━━ Working data

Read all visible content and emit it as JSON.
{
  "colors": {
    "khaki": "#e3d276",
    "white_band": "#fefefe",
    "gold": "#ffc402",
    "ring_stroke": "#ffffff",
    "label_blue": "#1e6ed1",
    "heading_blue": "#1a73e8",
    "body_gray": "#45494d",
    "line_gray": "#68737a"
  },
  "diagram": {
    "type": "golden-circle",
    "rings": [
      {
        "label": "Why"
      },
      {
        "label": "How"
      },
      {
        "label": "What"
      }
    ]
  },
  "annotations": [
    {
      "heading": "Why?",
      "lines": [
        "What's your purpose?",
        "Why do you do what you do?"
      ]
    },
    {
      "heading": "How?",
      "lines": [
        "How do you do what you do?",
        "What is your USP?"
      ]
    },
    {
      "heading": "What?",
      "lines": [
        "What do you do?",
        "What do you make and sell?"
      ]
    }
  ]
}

━━━━

→ Instructions for the task
Exact copies of all the records are required.

→ Expected answer
Read all visible content and emit it as JSON.
{
  "colors": {
    "khaki": "#e3d276",
    "white_band": "#fefefe",
    "gold": "#ffc402",
    "ring_stroke": "#ffffff",
    "label_blue": "#1e6ed1",
    "heading_blue": "#1a73e8",
    "body_gray": "#45494d",
    "line_gray": "#68737a"
  },
  "diagram": {
    "type": "golden-circle",
    "rings": [
      {
        "label": "Why"
      },
      {
        "label": "How"
      },
      {
        "label": "What"
      }
    ]
  },
  "annotations": [
    {
      "heading": "Why?",
      "lines": [
        "What's your purpose?",
        "Why do you do what you do?"
      ]
    },
    {
      "heading": "How?",
      "lines": [
        "How do you do what you do?",
        "What is your USP?"
      ]
    },
    {
      "heading": "What?",
      "lines": [
        "What do you do?",
        "What do you make and sell?"
      ]
    }
  ]
}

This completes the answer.